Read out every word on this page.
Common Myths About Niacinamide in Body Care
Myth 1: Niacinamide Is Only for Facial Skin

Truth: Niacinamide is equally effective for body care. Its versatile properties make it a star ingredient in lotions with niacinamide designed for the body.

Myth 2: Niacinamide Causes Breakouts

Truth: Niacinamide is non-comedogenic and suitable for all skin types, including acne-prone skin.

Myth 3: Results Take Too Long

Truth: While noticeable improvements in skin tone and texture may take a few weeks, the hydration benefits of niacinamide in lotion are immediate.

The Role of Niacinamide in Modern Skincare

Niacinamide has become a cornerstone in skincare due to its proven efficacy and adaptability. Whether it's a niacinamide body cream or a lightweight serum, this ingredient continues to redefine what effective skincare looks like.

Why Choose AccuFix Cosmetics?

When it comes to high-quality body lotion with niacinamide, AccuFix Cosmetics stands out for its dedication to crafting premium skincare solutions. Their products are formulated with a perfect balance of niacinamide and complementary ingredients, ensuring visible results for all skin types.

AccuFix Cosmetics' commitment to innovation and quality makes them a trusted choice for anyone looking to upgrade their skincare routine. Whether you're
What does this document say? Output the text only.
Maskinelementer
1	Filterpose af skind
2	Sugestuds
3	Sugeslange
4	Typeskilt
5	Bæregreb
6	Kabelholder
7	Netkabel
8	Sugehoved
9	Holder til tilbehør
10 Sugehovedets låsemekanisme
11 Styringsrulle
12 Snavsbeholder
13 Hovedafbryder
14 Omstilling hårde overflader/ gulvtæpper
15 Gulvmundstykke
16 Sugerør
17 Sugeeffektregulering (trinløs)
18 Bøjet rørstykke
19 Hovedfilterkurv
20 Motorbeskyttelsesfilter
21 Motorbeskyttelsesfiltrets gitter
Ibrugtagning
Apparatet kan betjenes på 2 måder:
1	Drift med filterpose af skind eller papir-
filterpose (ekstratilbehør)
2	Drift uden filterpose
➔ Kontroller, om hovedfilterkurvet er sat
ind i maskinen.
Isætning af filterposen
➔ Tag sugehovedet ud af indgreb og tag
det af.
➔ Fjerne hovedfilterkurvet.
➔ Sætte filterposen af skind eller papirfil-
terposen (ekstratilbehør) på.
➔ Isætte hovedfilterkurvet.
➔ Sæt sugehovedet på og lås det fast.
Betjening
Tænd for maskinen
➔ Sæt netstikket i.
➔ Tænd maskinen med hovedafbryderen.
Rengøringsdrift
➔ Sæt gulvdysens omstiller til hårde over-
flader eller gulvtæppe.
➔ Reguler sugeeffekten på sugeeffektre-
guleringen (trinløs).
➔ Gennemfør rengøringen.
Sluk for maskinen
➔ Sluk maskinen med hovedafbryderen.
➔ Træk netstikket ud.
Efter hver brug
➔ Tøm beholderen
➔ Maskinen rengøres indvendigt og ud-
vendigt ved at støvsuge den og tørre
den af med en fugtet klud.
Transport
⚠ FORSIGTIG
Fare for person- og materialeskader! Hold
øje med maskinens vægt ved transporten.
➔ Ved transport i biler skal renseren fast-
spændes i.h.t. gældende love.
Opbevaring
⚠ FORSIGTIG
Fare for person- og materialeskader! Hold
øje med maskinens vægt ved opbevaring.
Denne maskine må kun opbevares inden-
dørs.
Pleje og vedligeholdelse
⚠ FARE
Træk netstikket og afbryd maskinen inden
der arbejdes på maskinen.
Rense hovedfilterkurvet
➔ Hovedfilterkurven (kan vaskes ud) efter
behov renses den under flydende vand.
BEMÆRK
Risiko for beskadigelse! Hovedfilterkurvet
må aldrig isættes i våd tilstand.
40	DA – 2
────────────────────────────────────────
[Task directions] Make an exact copy of all the data.

[Problem solution]
Read out every word on this page.
Common Myths About Niacinamide in Body Care
Myth 1: Niacinamide Is Only for Facial Skin

Truth: Niacinamide is equally effective for body care. Its versatile properties make it a star ingredient in lotions with niacinamide designed for the body.

Myth 2: Niacinamide Causes Breakouts

Truth: Niacinamide is non-comedogenic and suitable for all skin types, including acne-prone skin.

Myth 3: Results Take Too Long

Truth: While noticeable improvements in skin tone and texture may take a few weeks, the hydration benefits of niacinamide in lotion are immediate.

The Role of Niacinamide in Modern Skincare

Niacinamide has become a cornerstone in skincare due to its proven efficacy and adaptability. Whether it's a niacinamide body cream or a lightweight serum, this ingredient continues to redefine what effective skincare looks like.

Why Choose AccuFix Cosmetics?

When it comes to high-quality body lotion with niacinamide, AccuFix Cosmetics stands out for its dedication to crafting premium skincare solutions. Their products are formulated with a perfect balance of niacinamide and complementary ingredients, ensuring visible results for all skin types.

AccuFix Cosmetics' commitment to innovation and quality makes them a trusted choice for anyone looking to upgrade their skincare routine. Whether you're
What does this document say? Output the text only.
Maskinelementer
1	Filterpose af skind
2	Sugestuds
3	Sugeslange
4	Typeskilt
5	Bæregreb
6	Kabelholder
7	Netkabel
8	Sugehoved
9	Holder til tilbehør
10 Sugehovedets låsemekanisme
11 Styringsrulle
12 Snavsbeholder
13 Hovedafbryder
14 Omstilling hårde overflader/ gulvtæpper
15 Gulvmundstykke
16 Sugerør
17 Sugeeffektregulering (trinløs)
18 Bøjet rørstykke
19 Hovedfilterkurv
20 Motorbeskyttelsesfilter
21 Motorbeskyttelsesfiltrets gitter
Ibrugtagning
Apparatet kan betjenes på 2 måder:
1	Drift med filterpose af skind eller papir-
filterpose (ekstratilbehør)
2	Drift uden filterpose
➔ Kontroller, om hovedfilterkurvet er sat
ind i maskinen.
Isætning af filterposen
➔ Tag sugehovedet ud af indgreb og tag
det af.
➔ Fjerne hovedfilterkurvet.
➔ Sætte filterposen af skind eller papirfil-
terposen (ekstratilbehør) på.
➔ Isætte hovedfilterkurvet.
➔ Sæt sugehovedet på og lås det fast.
Betjening
Tænd for maskinen
➔ Sæt netstikket i.
➔ Tænd maskinen med hovedafbryderen.
Rengøringsdrift
➔ Sæt gulvdysens omstiller til hårde over-
flader eller gulvtæppe.
➔ Reguler sugeeffekten på sugeeffektre-
guleringen (trinløs).
➔ Gennemfør rengøringen.
Sluk for maskinen
➔ Sluk maskinen med hovedafbryderen.
➔ Træk netstikket ud.
Efter hver brug
➔ Tøm beholderen
➔ Maskinen rengøres indvendigt og ud-
vendigt ved at støvsuge den og tørre
den af med en fugtet klud.
Transport
⚠ FORSIGTIG
Fare for person- og materialeskader! Hold
øje med maskinens vægt ved transporten.
➔ Ved transport i biler skal renseren fast-
spændes i.h.t. gældende love.
Opbevaring
⚠ FORSIGTIG
Fare for person- og materialeskader! Hold
øje med maskinens vægt ved opbevaring.
Denne maskine må kun opbevares inden-
dørs.
Pleje og vedligeholdelse
⚠ FARE
Træk netstikket og afbryd maskinen inden
der arbejdes på maskinen.
Rense hovedfilterkurvet
➔ Hovedfilterkurven (kan vaskes ud) efter
behov renses den under flydende vand.
BEMÆRK
Risiko for beskadigelse! Hovedfilterkurvet
må aldrig isættes i våd tilstand.
40	DA – 2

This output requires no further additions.